> _TASK DESCRIPTION_: Reproduce each line exactly, including spacing and punctuation.

> _GIVEN INFORMATION_:
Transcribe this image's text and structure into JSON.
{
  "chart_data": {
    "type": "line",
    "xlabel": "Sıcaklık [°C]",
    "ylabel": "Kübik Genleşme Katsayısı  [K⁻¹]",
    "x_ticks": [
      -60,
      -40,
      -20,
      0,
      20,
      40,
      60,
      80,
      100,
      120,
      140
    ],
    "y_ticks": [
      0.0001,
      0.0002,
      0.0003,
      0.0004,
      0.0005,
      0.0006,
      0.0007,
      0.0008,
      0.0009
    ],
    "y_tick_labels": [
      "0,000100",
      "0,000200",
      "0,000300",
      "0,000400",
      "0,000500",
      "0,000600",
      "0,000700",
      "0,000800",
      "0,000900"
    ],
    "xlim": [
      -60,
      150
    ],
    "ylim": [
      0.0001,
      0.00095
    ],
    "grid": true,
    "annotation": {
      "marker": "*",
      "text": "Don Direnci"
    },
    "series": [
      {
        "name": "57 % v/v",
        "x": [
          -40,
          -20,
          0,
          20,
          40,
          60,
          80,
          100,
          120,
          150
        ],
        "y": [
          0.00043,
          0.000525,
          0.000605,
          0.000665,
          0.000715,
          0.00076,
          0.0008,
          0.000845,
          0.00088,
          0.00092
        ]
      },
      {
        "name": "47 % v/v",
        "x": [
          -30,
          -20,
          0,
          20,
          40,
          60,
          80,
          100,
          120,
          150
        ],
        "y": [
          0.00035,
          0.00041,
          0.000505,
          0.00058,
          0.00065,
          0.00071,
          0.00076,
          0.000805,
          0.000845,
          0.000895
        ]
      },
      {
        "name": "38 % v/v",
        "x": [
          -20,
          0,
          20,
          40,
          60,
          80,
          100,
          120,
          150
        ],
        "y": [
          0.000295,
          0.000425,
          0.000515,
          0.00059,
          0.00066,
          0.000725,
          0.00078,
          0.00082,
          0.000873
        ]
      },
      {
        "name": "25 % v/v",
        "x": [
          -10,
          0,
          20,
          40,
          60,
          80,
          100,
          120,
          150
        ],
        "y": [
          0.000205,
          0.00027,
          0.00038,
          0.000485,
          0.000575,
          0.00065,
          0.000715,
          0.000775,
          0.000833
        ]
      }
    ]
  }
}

> _CORRECT ANSWER_:
Transcribe this image's text and structure into JSON.
{
  "chart_data": {
    "type": "line",
    "xlabel": "Sıcaklık [°C]",
    "ylabel": "Kübik Genleşme Katsayısı  [K⁻¹]",
    "x_ticks": [
      -60,
      -40,
      -20,
      0,
      20,
      40,
      60,
      80,
      100,
      120,
      140
    ],
    "y_ticks": [
      0.0001,
      0.0002,
      0.0003,
      0.0004,
      0.0005,
      0.0006,
      0.0007,
      0.0008,
      0.0009
    ],
    "y_tick_labels": [
      "0,000100",
      "0,000200",
      "0,000300",
      "0,000400",
      "0,000500",
      "0,000600",
      "0,000700",
      "0,000800",
      "0,000900"
    ],
    "xlim": [
      -60,
      150
    ],
    "ylim": [
      0.0001,
      0.00095
    ],
    "grid": true,
    "annotation": {
      "marker": "*",
      "text": "Don Direnci"
    },
    "series": [
      {
        "name": "57 % v/v",
        "x": [
          -40,
          -20,
          0,
          20,
          40,
          60,
          80,
          100,
          120,
          150
        ],
        "y": [
          0.00043,
          0.000525,
          0.000605,
          0.000665,
          0.000715,
          0.00076,
          0.0008,
          0.000845,
          0.00088,
          0.00092
        ]
      },
      {
        "name": "47 % v/v",
        "x": [
          -30,
          -20,
          0,
          20,
          40,
          60,
          80,
          100,
          120,
          150
        ],
        "y": [
          0.00035,
          0.00041,
          0.000505,
          0.00058,
          0.00065,
          0.00071,
          0.00076,
          0.000805,
          0.000845,
          0.000895
        ]
      },
      {
        "name": "38 % v/v",
        "x": [
          -20,
          0,
          20,
          40,
          60,
          80,
          100,
          120,
          150
        ],
        "y": [
          0.000295,
          0.000425,
          0.000515,
          0.00059,
          0.00066,
          0.000725,
          0.00078,
          0.00082,
          0.000873
        ]
      },
      {
        "name": "25 % v/v",
        "x": [
          -10,
          0,
          20,
          40,
          60,
          80,
          100,
          120,
          150
        ],
        "y": [
          0.000205,
          0.00027,
          0.00038,
          0.000485,
          0.000575,
          0.00065,
          0.000715,
          0.000775,
          0.000833
        ]
      }
    ]
  }
}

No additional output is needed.